(Instructions for the task): Determine how many lines include "month". Give the number and nothing else.

(Dataset items):
##########

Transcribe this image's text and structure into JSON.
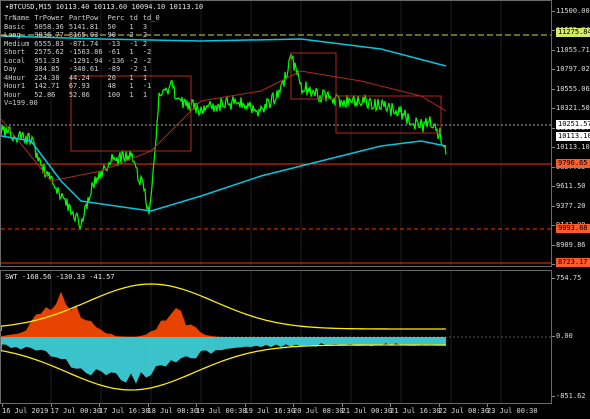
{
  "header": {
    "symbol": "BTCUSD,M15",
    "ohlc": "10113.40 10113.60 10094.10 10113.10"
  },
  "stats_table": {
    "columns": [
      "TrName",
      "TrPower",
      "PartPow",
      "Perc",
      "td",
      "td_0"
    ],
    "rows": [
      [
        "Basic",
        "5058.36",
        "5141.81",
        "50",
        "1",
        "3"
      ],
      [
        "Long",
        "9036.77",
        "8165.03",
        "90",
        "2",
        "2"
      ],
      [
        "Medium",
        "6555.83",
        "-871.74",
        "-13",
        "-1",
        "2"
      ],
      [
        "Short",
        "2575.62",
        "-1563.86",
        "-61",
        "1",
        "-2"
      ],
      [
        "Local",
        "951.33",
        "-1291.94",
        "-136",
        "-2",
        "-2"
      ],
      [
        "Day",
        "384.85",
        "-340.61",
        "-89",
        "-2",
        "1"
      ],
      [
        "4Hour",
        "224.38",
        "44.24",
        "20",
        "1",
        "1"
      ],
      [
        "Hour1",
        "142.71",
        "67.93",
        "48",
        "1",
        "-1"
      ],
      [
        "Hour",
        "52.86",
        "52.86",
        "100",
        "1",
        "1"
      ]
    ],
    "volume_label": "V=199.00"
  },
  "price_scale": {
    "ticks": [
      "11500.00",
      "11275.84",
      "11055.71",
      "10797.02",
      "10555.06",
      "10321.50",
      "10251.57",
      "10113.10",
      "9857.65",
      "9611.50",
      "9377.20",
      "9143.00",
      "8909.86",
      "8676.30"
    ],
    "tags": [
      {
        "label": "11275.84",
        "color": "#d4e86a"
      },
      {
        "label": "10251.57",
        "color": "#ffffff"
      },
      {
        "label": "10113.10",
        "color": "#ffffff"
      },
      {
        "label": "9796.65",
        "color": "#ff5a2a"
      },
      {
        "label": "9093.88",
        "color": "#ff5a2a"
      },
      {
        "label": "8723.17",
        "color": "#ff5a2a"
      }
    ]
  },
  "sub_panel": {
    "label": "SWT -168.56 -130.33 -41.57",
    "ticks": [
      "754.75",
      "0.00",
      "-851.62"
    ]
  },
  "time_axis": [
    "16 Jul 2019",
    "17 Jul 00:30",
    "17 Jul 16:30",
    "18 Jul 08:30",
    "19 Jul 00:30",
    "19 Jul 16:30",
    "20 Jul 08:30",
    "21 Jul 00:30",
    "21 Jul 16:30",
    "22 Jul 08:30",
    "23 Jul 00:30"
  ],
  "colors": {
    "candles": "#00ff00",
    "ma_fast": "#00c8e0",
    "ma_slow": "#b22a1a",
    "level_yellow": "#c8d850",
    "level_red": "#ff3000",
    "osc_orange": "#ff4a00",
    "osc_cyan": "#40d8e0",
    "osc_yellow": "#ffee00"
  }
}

##########

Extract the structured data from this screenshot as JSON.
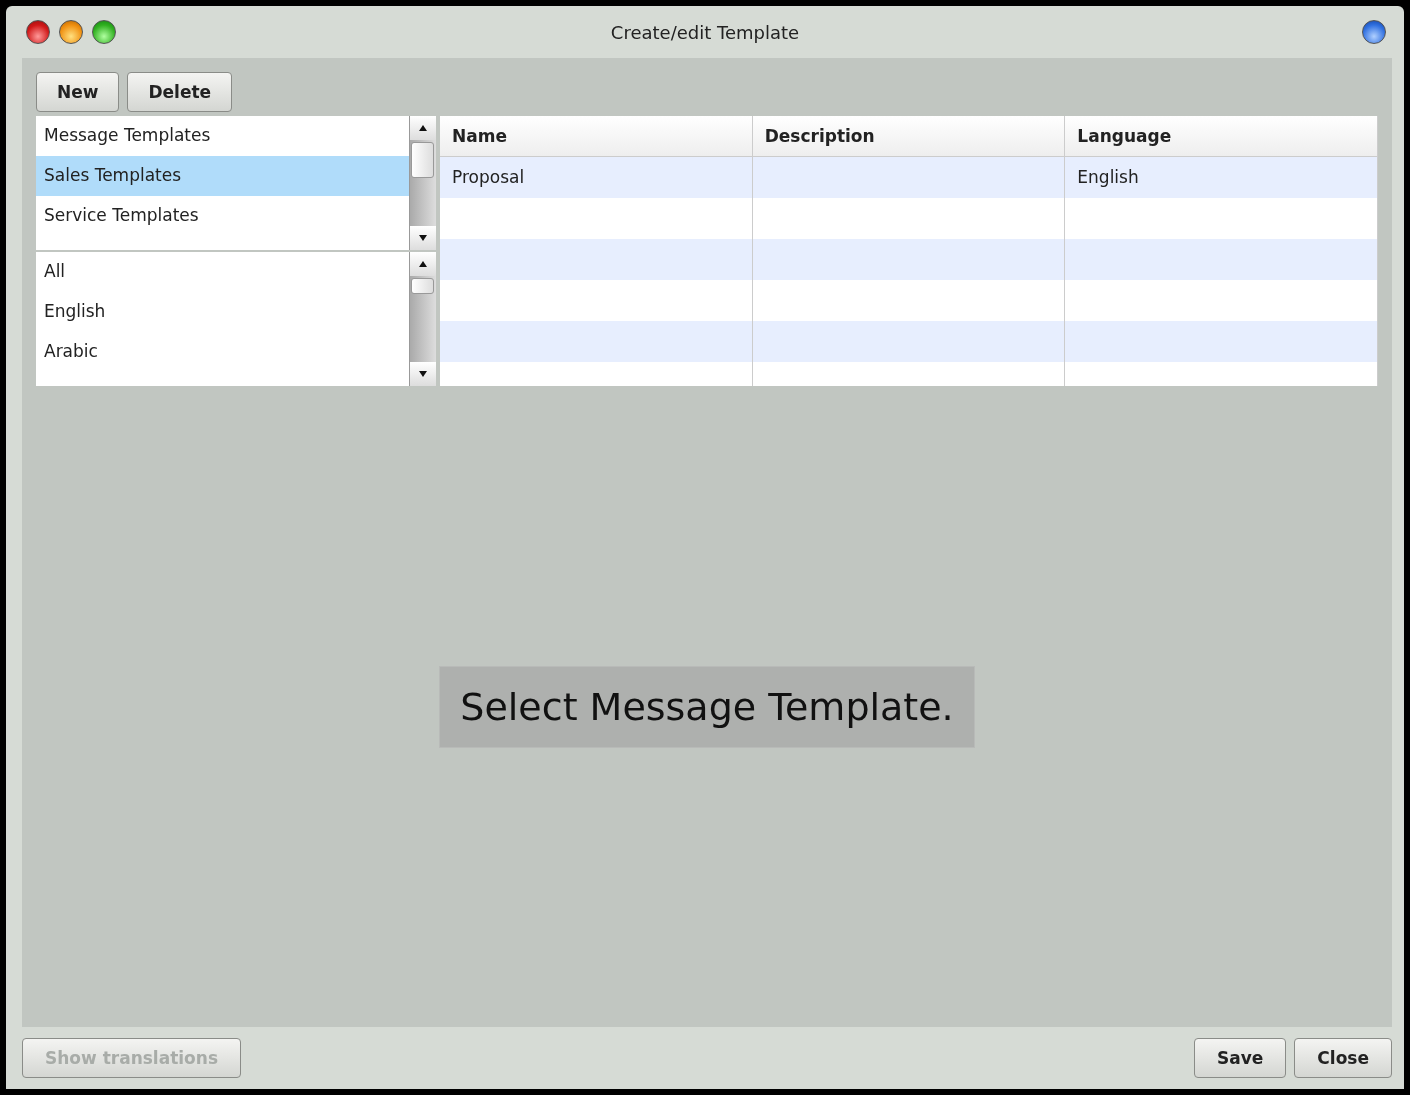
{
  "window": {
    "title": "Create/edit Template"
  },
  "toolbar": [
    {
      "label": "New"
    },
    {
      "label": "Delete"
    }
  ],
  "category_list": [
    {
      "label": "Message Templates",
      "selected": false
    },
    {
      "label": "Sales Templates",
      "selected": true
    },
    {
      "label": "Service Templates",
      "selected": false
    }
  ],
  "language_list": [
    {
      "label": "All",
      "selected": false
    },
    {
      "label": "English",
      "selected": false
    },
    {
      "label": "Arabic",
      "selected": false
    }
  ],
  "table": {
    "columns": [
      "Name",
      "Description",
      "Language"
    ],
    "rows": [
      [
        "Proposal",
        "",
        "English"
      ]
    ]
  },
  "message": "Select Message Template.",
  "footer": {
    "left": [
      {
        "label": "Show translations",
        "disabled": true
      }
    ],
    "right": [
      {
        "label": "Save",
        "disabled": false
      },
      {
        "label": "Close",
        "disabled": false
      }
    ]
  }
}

##########

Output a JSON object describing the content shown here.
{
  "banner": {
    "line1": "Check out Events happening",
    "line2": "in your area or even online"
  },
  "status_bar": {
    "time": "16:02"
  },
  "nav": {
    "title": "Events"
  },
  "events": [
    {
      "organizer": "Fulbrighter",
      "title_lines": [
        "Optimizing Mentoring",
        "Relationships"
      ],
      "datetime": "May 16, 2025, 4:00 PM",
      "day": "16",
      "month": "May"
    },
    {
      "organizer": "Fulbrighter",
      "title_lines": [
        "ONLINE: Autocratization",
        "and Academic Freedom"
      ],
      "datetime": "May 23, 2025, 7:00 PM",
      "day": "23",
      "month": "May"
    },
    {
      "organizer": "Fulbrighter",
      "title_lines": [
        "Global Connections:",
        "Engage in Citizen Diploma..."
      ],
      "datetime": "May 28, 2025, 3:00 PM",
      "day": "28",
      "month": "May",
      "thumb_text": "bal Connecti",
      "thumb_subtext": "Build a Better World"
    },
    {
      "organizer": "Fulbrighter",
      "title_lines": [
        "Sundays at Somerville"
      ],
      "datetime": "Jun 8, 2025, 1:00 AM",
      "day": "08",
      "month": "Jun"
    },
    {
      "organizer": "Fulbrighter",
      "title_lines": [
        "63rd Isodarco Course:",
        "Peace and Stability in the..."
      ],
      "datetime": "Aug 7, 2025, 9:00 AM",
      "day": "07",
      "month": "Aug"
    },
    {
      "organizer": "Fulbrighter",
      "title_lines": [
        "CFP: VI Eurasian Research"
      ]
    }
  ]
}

##########

(Task answer): 5